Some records
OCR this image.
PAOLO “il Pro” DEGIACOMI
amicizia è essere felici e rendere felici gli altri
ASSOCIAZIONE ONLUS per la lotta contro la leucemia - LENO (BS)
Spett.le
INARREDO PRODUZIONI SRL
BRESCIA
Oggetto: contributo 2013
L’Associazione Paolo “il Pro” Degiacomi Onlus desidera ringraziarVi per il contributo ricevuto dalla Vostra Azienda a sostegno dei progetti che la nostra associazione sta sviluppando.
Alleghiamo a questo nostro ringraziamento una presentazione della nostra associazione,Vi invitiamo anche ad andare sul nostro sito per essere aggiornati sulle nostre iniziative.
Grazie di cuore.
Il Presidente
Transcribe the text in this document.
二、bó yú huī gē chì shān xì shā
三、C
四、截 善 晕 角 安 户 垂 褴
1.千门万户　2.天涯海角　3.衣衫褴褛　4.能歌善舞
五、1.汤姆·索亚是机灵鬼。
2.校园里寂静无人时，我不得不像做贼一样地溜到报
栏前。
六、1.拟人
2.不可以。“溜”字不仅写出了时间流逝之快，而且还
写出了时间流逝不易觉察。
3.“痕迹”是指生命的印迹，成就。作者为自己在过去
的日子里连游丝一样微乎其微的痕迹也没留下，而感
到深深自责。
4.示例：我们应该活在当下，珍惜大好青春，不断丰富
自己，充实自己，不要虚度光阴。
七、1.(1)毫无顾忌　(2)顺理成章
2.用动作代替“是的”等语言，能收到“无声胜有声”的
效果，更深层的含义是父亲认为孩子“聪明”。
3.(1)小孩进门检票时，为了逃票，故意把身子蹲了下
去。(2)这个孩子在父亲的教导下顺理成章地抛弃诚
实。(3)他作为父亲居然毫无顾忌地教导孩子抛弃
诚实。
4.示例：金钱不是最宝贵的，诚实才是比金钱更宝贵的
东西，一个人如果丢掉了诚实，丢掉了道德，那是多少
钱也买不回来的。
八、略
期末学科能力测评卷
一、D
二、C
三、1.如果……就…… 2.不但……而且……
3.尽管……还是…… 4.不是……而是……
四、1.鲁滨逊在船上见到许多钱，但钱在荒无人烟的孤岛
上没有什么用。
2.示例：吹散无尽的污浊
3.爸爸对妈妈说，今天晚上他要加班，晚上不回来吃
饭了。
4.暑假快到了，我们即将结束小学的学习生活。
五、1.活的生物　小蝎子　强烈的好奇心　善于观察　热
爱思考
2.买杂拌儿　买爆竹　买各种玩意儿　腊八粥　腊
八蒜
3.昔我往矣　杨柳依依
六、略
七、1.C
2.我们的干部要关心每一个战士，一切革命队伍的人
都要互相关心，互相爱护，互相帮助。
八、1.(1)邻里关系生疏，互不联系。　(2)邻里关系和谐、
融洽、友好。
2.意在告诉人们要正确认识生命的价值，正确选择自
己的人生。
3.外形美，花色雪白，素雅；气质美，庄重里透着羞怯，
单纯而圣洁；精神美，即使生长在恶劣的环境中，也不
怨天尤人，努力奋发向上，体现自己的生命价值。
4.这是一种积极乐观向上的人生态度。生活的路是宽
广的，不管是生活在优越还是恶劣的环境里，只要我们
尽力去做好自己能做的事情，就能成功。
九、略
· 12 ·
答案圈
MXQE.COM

SET PROBLEM:
Each of the records should be retyped exactly.

TASK RESPONSE:
OCR this image.
PAOLO “il Pro” DEGIACOMI
amicizia è essere felici e rendere felici gli altri
ASSOCIAZIONE ONLUS per la lotta contro la leucemia - LENO (BS)
Spett.le
INARREDO PRODUZIONI SRL
BRESCIA
Oggetto: contributo 2013
L’Associazione Paolo “il Pro” Degiacomi Onlus desidera ringraziarVi per il contributo ricevuto dalla Vostra Azienda a sostegno dei progetti che la nostra associazione sta sviluppando.
Alleghiamo a questo nostro ringraziamento una presentazione della nostra associazione,Vi invitiamo anche ad andare sul nostro sito per essere aggiornati sulle nostre iniziative.
Grazie di cuore.
Il Presidente
Transcribe the text in this document.
二、bó yú huī gē chì shān xì shā
三、C
四、截 善 晕 角 安 户 垂 褴
1.千门万户　2.天涯海角　3.衣衫褴褛　4.能歌善舞
五、1.汤姆·索亚是机灵鬼。
2.校园里寂静无人时，我不得不像做贼一样地溜到报
栏前。
六、1.拟人
2.不可以。“溜”字不仅写出了时间流逝之快，而且还
写出了时间流逝不易觉察。
3.“痕迹”是指生命的印迹，成就。作者为自己在过去
的日子里连游丝一样微乎其微的痕迹也没留下，而感
到深深自责。
4.示例：我们应该活在当下，珍惜大好青春，不断丰富
自己，充实自己，不要虚度光阴。
七、1.(1)毫无顾忌　(2)顺理成章
2.用动作代替“是的”等语言，能收到“无声胜有声”的
效果，更深层的含义是父亲认为孩子“聪明”。
3.(1)小孩进门检票时，为了逃票，故意把身子蹲了下
去。(2)这个孩子在父亲的教导下顺理成章地抛弃诚
实。(3)他作为父亲居然毫无顾忌地教导孩子抛弃
诚实。
4.示例：金钱不是最宝贵的，诚实才是比金钱更宝贵的
东西，一个人如果丢掉了诚实，丢掉了道德，那是多少
钱也买不回来的。
八、略
期末学科能力测评卷
一、D
二、C
三、1.如果……就…… 2.不但……而且……
3.尽管……还是…… 4.不是……而是……
四、1.鲁滨逊在船上见到许多钱，但钱在荒无人烟的孤岛
上没有什么用。
2.示例：吹散无尽的污浊
3.爸爸对妈妈说，今天晚上他要加班，晚上不回来吃
饭了。
4.暑假快到了，我们即将结束小学的学习生活。
五、1.活的生物　小蝎子　强烈的好奇心　善于观察　热
爱思考
2.买杂拌儿　买爆竹　买各种玩意儿　腊八粥　腊
八蒜
3.昔我往矣　杨柳依依
六、略
七、1.C
2.我们的干部要关心每一个战士，一切革命队伍的人
都要互相关心，互相爱护，互相帮助。
八、1.(1)邻里关系生疏，互不联系。　(2)邻里关系和谐、
融洽、友好。
2.意在告诉人们要正确认识生命的价值，正确选择自
己的人生。
3.外形美，花色雪白，素雅；气质美，庄重里透着羞怯，
单纯而圣洁；精神美，即使生长在恶劣的环境中，也不
怨天尤人，努力奋发向上，体现自己的生命价值。
4.这是一种积极乐观向上的人生态度。生活的路是宽
广的，不管是生活在优越还是恶劣的环境里，只要我们
尽力去做好自己能做的事情，就能成功。
九、略
· 12 ·
答案圈
MXQE.COM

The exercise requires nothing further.